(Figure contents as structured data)
## begin
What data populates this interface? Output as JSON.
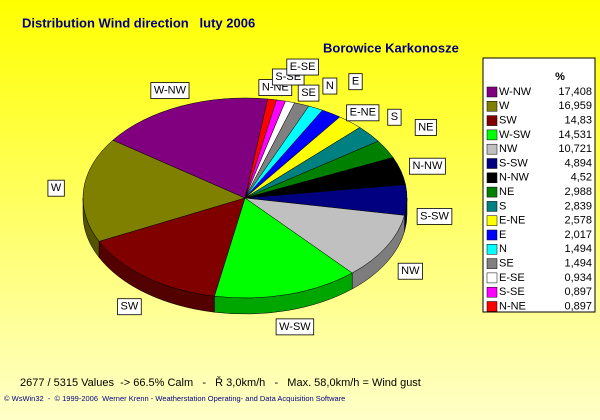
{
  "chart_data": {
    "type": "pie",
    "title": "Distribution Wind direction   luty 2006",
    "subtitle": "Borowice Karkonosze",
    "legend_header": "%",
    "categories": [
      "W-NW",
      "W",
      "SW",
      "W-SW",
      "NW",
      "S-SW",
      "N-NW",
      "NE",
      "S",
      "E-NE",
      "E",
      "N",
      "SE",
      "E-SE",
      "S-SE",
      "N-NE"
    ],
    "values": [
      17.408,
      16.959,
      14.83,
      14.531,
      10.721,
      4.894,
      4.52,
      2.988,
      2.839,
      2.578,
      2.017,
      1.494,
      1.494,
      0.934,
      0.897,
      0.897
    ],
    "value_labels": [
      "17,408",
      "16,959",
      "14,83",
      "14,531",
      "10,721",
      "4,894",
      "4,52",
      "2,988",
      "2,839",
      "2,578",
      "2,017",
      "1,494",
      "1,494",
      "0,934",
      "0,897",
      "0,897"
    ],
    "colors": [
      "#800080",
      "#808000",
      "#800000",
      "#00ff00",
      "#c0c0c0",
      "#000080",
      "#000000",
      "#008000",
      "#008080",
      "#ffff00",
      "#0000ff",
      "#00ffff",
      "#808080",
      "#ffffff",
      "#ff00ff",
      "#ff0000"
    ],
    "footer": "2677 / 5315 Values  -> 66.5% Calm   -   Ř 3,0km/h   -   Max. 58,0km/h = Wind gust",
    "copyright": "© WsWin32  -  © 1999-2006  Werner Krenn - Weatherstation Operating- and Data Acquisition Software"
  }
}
## end
#### Stated goal
Restate each entry word for word, leaving out any pictures.

#### Reply to the task
What data populates this interface? Output as JSON.
{
  "chart_data": {
    "type": "pie",
    "title": "Distribution Wind direction   luty 2006",
    "subtitle": "Borowice Karkonosze",
    "legend_header": "%",
    "categories": [
      "W-NW",
      "W",
      "SW",
      "W-SW",
      "NW",
      "S-SW",
      "N-NW",
      "NE",
      "S",
      "E-NE",
      "E",
      "N",
      "SE",
      "E-SE",
      "S-SE",
      "N-NE"
    ],
    "values": [
      17.408,
      16.959,
      14.83,
      14.531,
      10.721,
      4.894,
      4.52,
      2.988,
      2.839,
      2.578,
      2.017,
      1.494,
      1.494,
      0.934,
      0.897,
      0.897
    ],
    "value_labels": [
      "17,408",
      "16,959",
      "14,83",
      "14,531",
      "10,721",
      "4,894",
      "4,52",
      "2,988",
      "2,839",
      "2,578",
      "2,017",
      "1,494",
      "1,494",
      "0,934",
      "0,897",
      "0,897"
    ],
    "colors": [
      "#800080",
      "#808000",
      "#800000",
      "#00ff00",
      "#c0c0c0",
      "#000080",
      "#000000",
      "#008000",
      "#008080",
      "#ffff00",
      "#0000ff",
      "#00ffff",
      "#808080",
      "#ffffff",
      "#ff00ff",
      "#ff0000"
    ],
    "footer": "2677 / 5315 Values  -> 66.5% Calm   -   Ř 3,0km/h   -   Max. 58,0km/h = Wind gust",
    "copyright": "© WsWin32  -  © 1999-2006  Werner Krenn - Weatherstation Operating- and Data Acquisition Software"
  }
}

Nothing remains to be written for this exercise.